### Exercise aim
Count lines, not occurrences: give the number of lines holding the word "name", and nothing besides.

### Data provided

"""

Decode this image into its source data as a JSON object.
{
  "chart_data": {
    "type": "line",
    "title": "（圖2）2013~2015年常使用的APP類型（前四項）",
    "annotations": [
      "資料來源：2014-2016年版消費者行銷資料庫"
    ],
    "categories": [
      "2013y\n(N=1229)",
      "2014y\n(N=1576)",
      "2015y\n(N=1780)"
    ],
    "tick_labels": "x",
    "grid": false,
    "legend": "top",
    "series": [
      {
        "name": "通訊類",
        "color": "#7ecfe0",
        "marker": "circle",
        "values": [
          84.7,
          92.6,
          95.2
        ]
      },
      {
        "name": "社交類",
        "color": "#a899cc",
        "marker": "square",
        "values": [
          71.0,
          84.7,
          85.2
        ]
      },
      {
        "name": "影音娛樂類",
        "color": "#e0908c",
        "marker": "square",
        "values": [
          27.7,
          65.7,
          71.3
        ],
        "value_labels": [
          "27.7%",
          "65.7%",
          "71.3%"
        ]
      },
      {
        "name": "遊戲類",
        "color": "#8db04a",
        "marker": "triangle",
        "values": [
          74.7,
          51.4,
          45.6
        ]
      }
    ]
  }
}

"""
"""

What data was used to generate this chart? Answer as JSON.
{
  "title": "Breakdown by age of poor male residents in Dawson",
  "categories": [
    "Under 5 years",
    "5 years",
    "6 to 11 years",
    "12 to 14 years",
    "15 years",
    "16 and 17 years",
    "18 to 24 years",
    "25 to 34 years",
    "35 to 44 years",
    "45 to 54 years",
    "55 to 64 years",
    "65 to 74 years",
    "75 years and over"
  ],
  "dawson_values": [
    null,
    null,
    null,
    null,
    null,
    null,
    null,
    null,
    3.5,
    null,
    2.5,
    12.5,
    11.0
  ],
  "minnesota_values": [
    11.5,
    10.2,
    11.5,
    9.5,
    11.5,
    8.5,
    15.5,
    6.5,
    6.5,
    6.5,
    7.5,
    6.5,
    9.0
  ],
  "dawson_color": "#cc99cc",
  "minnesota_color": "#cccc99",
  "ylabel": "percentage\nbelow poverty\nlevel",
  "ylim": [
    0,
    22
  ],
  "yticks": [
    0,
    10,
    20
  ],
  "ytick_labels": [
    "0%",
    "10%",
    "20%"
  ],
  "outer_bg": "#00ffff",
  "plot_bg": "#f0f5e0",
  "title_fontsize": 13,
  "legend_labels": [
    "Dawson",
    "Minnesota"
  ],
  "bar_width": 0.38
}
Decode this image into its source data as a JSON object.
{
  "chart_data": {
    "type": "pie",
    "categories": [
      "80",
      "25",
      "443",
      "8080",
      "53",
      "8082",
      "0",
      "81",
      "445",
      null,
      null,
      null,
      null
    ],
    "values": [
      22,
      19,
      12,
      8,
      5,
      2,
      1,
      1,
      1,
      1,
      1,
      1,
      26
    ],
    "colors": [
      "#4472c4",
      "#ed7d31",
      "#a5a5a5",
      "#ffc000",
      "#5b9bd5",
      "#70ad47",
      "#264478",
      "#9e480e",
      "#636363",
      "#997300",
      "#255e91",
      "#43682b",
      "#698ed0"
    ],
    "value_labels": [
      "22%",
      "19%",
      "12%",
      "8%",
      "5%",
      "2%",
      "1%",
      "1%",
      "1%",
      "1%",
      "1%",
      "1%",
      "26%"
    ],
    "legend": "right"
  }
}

"""

### Answer for this exercise
4